◆ **EXERCISE INSTRUCTIONS**
Repeat the whole of the data, keeping every detail the same.

>> Begin RECORDS FOR THE TASK

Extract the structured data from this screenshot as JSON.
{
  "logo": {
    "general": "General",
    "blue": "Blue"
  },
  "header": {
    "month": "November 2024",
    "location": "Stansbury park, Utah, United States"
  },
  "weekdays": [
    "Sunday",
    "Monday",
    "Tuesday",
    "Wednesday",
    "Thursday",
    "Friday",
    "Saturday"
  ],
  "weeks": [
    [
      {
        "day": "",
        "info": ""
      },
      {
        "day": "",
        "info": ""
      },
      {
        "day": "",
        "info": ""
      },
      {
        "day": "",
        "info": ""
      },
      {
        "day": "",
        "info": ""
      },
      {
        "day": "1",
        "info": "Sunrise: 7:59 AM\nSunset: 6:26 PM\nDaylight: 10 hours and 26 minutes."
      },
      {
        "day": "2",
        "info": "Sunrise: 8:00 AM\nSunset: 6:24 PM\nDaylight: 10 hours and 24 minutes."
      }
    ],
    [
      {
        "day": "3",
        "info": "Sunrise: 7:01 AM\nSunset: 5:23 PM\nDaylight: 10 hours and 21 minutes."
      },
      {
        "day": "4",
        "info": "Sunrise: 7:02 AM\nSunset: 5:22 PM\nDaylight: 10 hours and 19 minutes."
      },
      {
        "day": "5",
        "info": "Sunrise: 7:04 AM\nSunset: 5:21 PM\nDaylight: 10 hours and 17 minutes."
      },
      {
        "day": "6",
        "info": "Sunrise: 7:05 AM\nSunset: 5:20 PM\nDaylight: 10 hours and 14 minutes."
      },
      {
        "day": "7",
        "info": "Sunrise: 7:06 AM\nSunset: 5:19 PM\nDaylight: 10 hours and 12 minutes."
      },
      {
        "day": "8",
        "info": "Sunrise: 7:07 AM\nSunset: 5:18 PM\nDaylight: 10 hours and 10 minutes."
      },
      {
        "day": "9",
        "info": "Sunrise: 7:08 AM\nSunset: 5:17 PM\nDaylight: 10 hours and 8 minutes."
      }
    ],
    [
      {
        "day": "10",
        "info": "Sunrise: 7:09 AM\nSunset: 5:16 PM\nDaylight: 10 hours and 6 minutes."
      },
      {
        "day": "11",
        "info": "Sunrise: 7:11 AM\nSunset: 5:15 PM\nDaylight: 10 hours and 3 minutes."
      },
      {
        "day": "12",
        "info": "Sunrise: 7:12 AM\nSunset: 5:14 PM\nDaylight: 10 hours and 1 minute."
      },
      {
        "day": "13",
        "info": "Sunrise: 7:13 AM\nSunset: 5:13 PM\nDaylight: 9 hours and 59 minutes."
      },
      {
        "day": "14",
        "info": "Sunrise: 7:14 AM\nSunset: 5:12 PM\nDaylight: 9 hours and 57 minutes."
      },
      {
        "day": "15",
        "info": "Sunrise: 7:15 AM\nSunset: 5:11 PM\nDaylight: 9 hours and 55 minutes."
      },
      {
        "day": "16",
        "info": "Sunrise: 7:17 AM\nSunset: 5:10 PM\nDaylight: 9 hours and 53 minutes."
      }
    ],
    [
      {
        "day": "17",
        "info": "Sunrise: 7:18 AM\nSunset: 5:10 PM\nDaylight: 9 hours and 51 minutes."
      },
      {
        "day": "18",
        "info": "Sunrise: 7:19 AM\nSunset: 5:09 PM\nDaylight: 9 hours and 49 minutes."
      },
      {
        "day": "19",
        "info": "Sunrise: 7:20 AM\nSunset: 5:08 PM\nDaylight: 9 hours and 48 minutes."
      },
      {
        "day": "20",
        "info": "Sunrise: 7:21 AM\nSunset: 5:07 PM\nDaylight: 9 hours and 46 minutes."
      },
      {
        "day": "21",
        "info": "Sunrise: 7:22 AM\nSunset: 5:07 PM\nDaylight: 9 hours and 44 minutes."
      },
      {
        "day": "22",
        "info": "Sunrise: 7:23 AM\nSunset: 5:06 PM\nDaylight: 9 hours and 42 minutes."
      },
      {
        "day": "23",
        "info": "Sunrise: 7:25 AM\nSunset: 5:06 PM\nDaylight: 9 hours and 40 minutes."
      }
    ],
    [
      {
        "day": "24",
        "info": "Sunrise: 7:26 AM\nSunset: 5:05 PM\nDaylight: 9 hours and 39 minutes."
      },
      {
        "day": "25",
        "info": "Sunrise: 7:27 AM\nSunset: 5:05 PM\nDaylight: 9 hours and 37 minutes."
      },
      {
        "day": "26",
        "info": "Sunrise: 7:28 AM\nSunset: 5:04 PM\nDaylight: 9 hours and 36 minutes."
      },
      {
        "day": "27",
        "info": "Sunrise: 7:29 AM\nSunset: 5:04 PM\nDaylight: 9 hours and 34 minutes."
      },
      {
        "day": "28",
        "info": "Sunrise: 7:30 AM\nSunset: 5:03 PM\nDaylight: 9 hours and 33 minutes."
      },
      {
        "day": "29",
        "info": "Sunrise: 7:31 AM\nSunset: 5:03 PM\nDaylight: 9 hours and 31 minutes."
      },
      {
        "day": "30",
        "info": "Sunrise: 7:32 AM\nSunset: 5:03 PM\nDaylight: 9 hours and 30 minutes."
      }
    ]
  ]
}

>> End RECORDS FOR THE TASK

◆ **TASK SOLUTION**
Extract the structured data from this screenshot as JSON.
{
  "logo": {
    "general": "General",
    "blue": "Blue"
  },
  "header": {
    "month": "November 2024",
    "location": "Stansbury park, Utah, United States"
  },
  "weekdays": [
    "Sunday",
    "Monday",
    "Tuesday",
    "Wednesday",
    "Thursday",
    "Friday",
    "Saturday"
  ],
  "weeks": [
    [
      {
        "day": "",
        "info": ""
      },
      {
        "day": "",
        "info": ""
      },
      {
        "day": "",
        "info": ""
      },
      {
        "day": "",
        "info": ""
      },
      {
        "day": "",
        "info": ""
      },
      {
        "day": "1",
        "info": "Sunrise: 7:59 AM\nSunset: 6:26 PM\nDaylight: 10 hours and 26 minutes."
      },
      {
        "day": "2",
        "info": "Sunrise: 8:00 AM\nSunset: 6:24 PM\nDaylight: 10 hours and 24 minutes."
      }
    ],
    [
      {
        "day": "3",
        "info": "Sunrise: 7:01 AM\nSunset: 5:23 PM\nDaylight: 10 hours and 21 minutes."
      },
      {
        "day": "4",
        "info": "Sunrise: 7:02 AM\nSunset: 5:22 PM\nDaylight: 10 hours and 19 minutes."
      },
      {
        "day": "5",
        "info": "Sunrise: 7:04 AM\nSunset: 5:21 PM\nDaylight: 10 hours and 17 minutes."
      },
      {
        "day": "6",
        "info": "Sunrise: 7:05 AM\nSunset: 5:20 PM\nDaylight: 10 hours and 14 minutes."
      },
      {
        "day": "7",
        "info": "Sunrise: 7:06 AM\nSunset: 5:19 PM\nDaylight: 10 hours and 12 minutes."
      },
      {
        "day": "8",
        "info": "Sunrise: 7:07 AM\nSunset: 5:18 PM\nDaylight: 10 hours and 10 minutes."
      },
      {
        "day": "9",
        "info": "Sunrise: 7:08 AM\nSunset: 5:17 PM\nDaylight: 10 hours and 8 minutes."
      }
    ],
    [
      {
        "day": "10",
        "info": "Sunrise: 7:09 AM\nSunset: 5:16 PM\nDaylight: 10 hours and 6 minutes."
      },
      {
        "day": "11",
        "info": "Sunrise: 7:11 AM\nSunset: 5:15 PM\nDaylight: 10 hours and 3 minutes."
      },
      {
        "day": "12",
        "info": "Sunrise: 7:12 AM\nSunset: 5:14 PM\nDaylight: 10 hours and 1 minute."
      },
      {
        "day": "13",
        "info": "Sunrise: 7:13 AM\nSunset: 5:13 PM\nDaylight: 9 hours and 59 minutes."
      },
      {
        "day": "14",
        "info": "Sunrise: 7:14 AM\nSunset: 5:12 PM\nDaylight: 9 hours and 57 minutes."
      },
      {
        "day": "15",
        "info": "Sunrise: 7:15 AM\nSunset: 5:11 PM\nDaylight: 9 hours and 55 minutes."
      },
      {
        "day": "16",
        "info": "Sunrise: 7:17 AM\nSunset: 5:10 PM\nDaylight: 9 hours and 53 minutes."
      }
    ],
    [
      {
        "day": "17",
        "info": "Sunrise: 7:18 AM\nSunset: 5:10 PM\nDaylight: 9 hours and 51 minutes."
      },
      {
        "day": "18",
        "info": "Sunrise: 7:19 AM\nSunset: 5:09 PM\nDaylight: 9 hours and 49 minutes."
      },
      {
        "day": "19",
        "info": "Sunrise: 7:20 AM\nSunset: 5:08 PM\nDaylight: 9 hours and 48 minutes."
      },
      {
        "day": "20",
        "info": "Sunrise: 7:21 AM\nSunset: 5:07 PM\nDaylight: 9 hours and 46 minutes."
      },
      {
        "day": "21",
        "info": "Sunrise: 7:22 AM\nSunset: 5:07 PM\nDaylight: 9 hours and 44 minutes."
      },
      {
        "day": "22",
        "info": "Sunrise: 7:23 AM\nSunset: 5:06 PM\nDaylight: 9 hours and 42 minutes."
      },
      {
        "day": "23",
        "info": "Sunrise: 7:25 AM\nSunset: 5:06 PM\nDaylight: 9 hours and 40 minutes."
      }
    ],
    [
      {
        "day": "24",
        "info": "Sunrise: 7:26 AM\nSunset: 5:05 PM\nDaylight: 9 hours and 39 minutes."
      },
      {
        "day": "25",
        "info": "Sunrise: 7:27 AM\nSunset: 5:05 PM\nDaylight: 9 hours and 37 minutes."
      },
      {
        "day": "26",
        "info": "Sunrise: 7:28 AM\nSunset: 5:04 PM\nDaylight: 9 hours and 36 minutes."
      },
      {
        "day": "27",
        "info": "Sunrise: 7:29 AM\nSunset: 5:04 PM\nDaylight: 9 hours and 34 minutes."
      },
      {
        "day": "28",
        "info": "Sunrise: 7:30 AM\nSunset: 5:03 PM\nDaylight: 9 hours and 33 minutes."
      },
      {
        "day": "29",
        "info": "Sunrise: 7:31 AM\nSunset: 5:03 PM\nDaylight: 9 hours and 31 minutes."
      },
      {
        "day": "30",
        "info": "Sunrise: 7:32 AM\nSunset: 5:03 PM\nDaylight: 9 hours and 30 minutes."
      }
    ]
  ]
}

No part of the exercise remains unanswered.